**Data excerpts**
|---|
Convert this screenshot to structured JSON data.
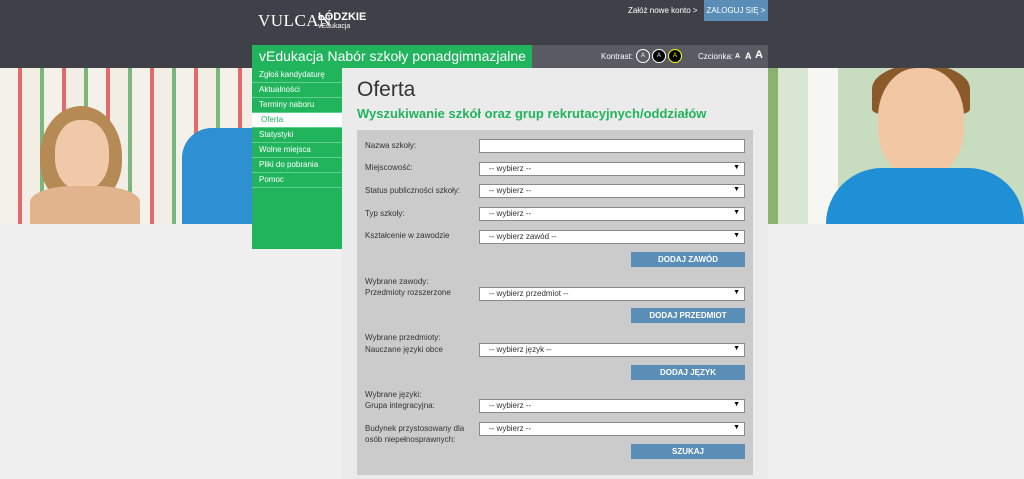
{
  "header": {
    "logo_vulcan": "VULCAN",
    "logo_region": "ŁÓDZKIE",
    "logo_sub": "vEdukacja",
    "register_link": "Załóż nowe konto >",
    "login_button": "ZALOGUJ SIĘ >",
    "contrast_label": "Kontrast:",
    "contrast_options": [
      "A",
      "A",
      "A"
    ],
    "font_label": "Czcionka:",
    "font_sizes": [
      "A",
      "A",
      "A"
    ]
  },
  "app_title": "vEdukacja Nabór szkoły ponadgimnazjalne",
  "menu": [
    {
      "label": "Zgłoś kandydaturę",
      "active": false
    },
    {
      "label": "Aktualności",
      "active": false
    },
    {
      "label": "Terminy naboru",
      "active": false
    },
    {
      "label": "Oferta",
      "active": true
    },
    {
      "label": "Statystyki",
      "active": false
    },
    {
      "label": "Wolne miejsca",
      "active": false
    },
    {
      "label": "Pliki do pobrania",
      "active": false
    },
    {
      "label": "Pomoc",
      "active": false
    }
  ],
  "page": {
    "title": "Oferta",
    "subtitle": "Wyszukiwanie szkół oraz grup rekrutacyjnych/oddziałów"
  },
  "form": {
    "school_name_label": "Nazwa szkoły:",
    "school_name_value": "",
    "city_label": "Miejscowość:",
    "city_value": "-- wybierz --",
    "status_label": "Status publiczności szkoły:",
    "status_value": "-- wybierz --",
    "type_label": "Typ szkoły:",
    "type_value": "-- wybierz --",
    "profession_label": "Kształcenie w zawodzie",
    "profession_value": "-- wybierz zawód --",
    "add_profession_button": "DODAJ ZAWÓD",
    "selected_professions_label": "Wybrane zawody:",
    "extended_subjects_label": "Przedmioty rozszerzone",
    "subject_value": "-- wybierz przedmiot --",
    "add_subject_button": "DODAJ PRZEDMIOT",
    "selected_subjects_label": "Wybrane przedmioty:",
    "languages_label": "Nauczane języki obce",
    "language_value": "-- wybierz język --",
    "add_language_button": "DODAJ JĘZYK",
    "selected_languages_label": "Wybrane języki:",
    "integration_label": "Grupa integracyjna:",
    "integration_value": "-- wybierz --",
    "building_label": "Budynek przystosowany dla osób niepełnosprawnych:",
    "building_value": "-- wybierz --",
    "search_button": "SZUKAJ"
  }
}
|---|
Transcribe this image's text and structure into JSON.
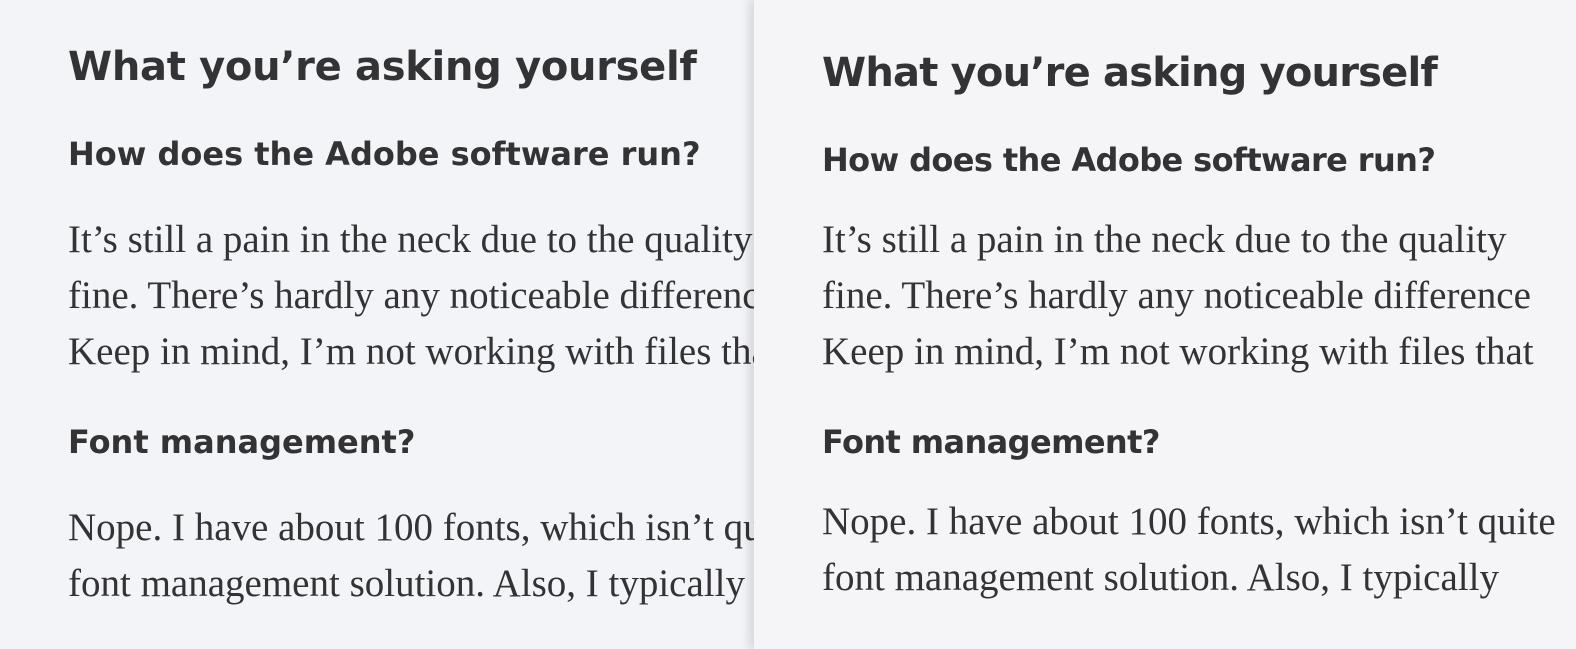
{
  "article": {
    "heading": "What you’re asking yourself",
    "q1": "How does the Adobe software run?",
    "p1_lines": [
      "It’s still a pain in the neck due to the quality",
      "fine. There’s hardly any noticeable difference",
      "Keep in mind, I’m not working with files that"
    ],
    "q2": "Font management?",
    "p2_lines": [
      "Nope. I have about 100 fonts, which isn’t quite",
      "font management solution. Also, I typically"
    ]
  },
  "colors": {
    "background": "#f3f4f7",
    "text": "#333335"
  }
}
|---|
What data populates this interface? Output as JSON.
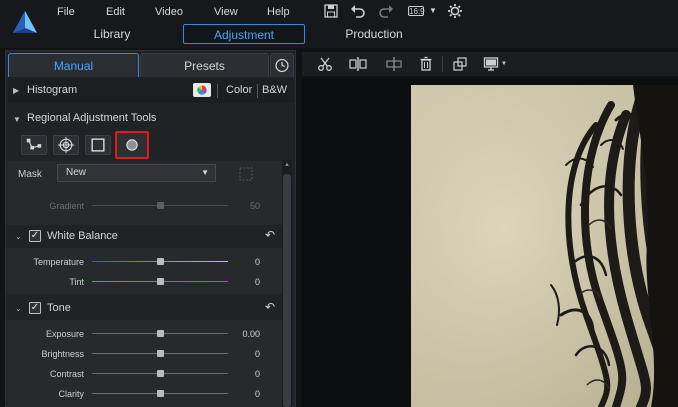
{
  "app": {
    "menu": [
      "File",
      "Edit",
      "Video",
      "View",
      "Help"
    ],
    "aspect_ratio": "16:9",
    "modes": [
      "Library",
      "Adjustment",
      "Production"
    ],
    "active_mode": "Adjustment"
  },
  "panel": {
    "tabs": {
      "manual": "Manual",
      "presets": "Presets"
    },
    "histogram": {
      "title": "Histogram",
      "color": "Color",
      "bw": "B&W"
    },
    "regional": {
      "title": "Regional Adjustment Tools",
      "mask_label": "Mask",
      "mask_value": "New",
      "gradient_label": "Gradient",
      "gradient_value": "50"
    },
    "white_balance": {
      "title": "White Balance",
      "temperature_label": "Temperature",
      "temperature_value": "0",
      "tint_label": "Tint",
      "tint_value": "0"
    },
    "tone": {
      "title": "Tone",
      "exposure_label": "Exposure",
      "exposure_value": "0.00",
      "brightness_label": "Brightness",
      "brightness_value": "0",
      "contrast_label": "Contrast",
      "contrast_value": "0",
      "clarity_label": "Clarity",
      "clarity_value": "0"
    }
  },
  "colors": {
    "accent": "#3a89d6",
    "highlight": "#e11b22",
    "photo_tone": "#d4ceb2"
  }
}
|---|
**Task details**
From the entries above, extract each line containing "management".

**The solution**
    "q2": "Font management?",
      "font management solution. Also, I typically"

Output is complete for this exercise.